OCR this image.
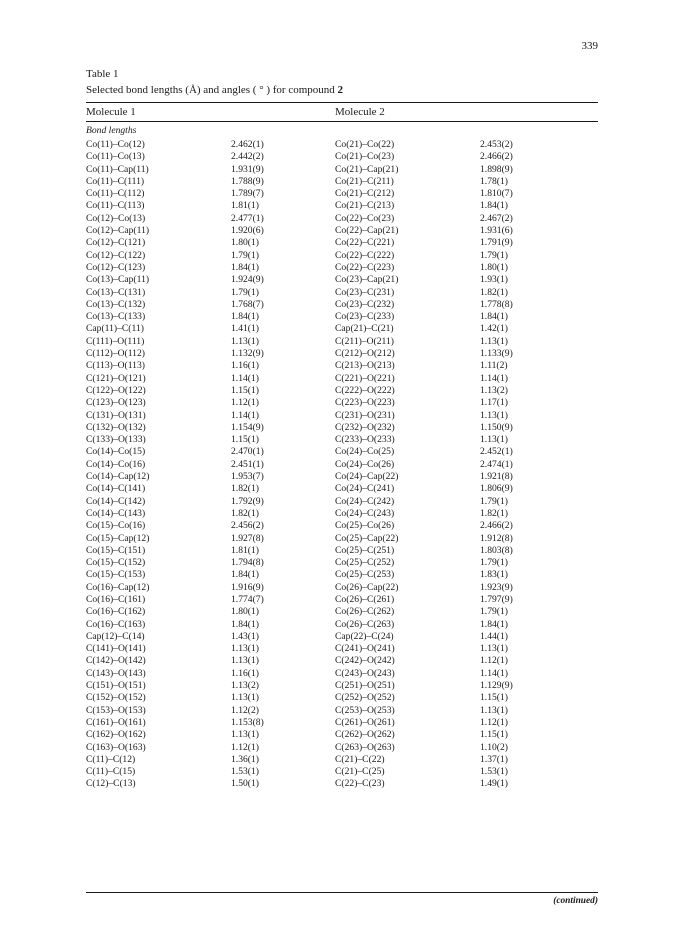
339
Table 1
Selected bond lengths (Å) and angles ( ° ) for compound 2
Molecule 1	Molecule 2
Bond lengths
Co(11)–Co(12)	2.462(1)	Co(21)–Co(22)	2.453(2)
Co(11)–Co(13)	2.442(2)	Co(21)–Co(23)	2.466(2)
Co(11)–Cap(11)	1.931(9)	Co(21)–Cap(21)	1.898(9)
Co(11)–C(111)	1.788(9)	Co(21)–C(211)	1.78(1)
Co(11)–C(112)	1.789(7)	Co(21)–C(212)	1.810(7)
Co(11)–C(113)	1.81(1)	Co(21)–C(213)	1.84(1)
Co(12)–Co(13)	2.477(1)	Co(22)–Co(23)	2.467(2)
Co(12)–Cap(11)	1.920(6)	Co(22)–Cap(21)	1.931(6)
Co(12)–C(121)	1.80(1)	Co(22)–C(221)	1.791(9)
Co(12)–C(122)	1.79(1)	Co(22)–C(222)	1.79(1)
Co(12)–C(123)	1.84(1)	Co(22)–C(223)	1.80(1)
Co(13)–Cap(11)	1.924(9)	Co(23)–Cap(21)	1.93(1)
Co(13)–C(131)	1.79(1)	Co(23)–C(231)	1.82(1)
Co(13)–C(132)	1.768(7)	Co(23)–C(232)	1.778(8)
Co(13)–C(133)	1.84(1)	Co(23)–C(233)	1.84(1)
Cap(11)–C(11)	1.41(1)	Cap(21)–C(21)	1.42(1)
C(111)–O(111)	1.13(1)	C(211)–O(211)	1.13(1)
C(112)–O(112)	1.132(9)	C(212)–O(212)	1.133(9)
C(113)–O(113)	1.16(1)	C(213)–O(213)	1.11(2)
C(121)–O(121)	1.14(1)	C(221)–O(221)	1.14(1)
C(122)–O(122)	1.15(1)	C(222)–O(222)	1.13(2)
C(123)–O(123)	1.12(1)	C(223)–O(223)	1.17(1)
C(131)–O(131)	1.14(1)	C(231)–O(231)	1.13(1)
C(132)–O(132)	1.154(9)	C(232)–O(232)	1.150(9)
C(133)–O(133)	1.15(1)	C(233)–O(233)	1.13(1)
Co(14)–Co(15)	2.470(1)	Co(24)–Co(25)	2.452(1)
Co(14)–Co(16)	2.451(1)	Co(24)–Co(26)	2.474(1)
Co(14)–Cap(12)	1.953(7)	Co(24)–Cap(22)	1.921(8)
Co(14)–C(141)	1.82(1)	Co(24)–C(241)	1.806(9)
Co(14)–C(142)	1.792(9)	Co(24)–C(242)	1.79(1)
Co(14)–C(143)	1.82(1)	Co(24)–C(243)	1.82(1)
Co(15)–Co(16)	2.456(2)	Co(25)–Co(26)	2.466(2)
Co(15)–Cap(12)	1.927(8)	Co(25)–Cap(22)	1.912(8)
Co(15)–C(151)	1.81(1)	Co(25)–C(251)	1.803(8)
Co(15)–C(152)	1.794(8)	Co(25)–C(252)	1.79(1)
Co(15)–C(153)	1.84(1)	Co(25)–C(253)	1.83(1)
Co(16)–Cap(12)	1.916(9)	Co(26)–Cap(22)	1.923(9)
Co(16)–C(161)	1.774(7)	Co(26)–C(261)	1.797(9)
Co(16)–C(162)	1.80(1)	Co(26)–C(262)	1.79(1)
Co(16)–C(163)	1.84(1)	Co(26)–C(263)	1.84(1)
Cap(12)–C(14)	1.43(1)	Cap(22)–C(24)	1.44(1)
C(141)–O(141)	1.13(1)	C(241)–O(241)	1.13(1)
C(142)–O(142)	1.13(1)	C(242)–O(242)	1.12(1)
C(143)–O(143)	1.16(1)	C(243)–O(243)	1.14(1)
C(151)–O(151)	1.13(2)	C(251)–O(251)	1.129(9)
C(152)–O(152)	1.13(1)	C(252)–O(252)	1.15(1)
C(153)–O(153)	1.12(2)	C(253)–O(253)	1.13(1)
C(161)–O(161)	1.153(8)	C(261)–O(261)	1.12(1)
C(162)–O(162)	1.13(1)	C(262)–O(262)	1.15(1)
C(163)–O(163)	1.12(1)	C(263)–O(263)	1.10(2)
C(11)–C(12)	1.36(1)	C(21)–C(22)	1.37(1)
C(11)–C(15)	1.53(1)	C(21)–C(25)	1.53(1)
C(12)–C(13)	1.50(1)	C(22)–C(23)	1.49(1)
(continued)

◆ GIVEN REQUEST
Find each line with the string "lengths" and copy it out.

◆ ANSWER TO THE EXERCISE
Selected bond lengths (Å) and angles ( ° ) for compound 2
Bond lengths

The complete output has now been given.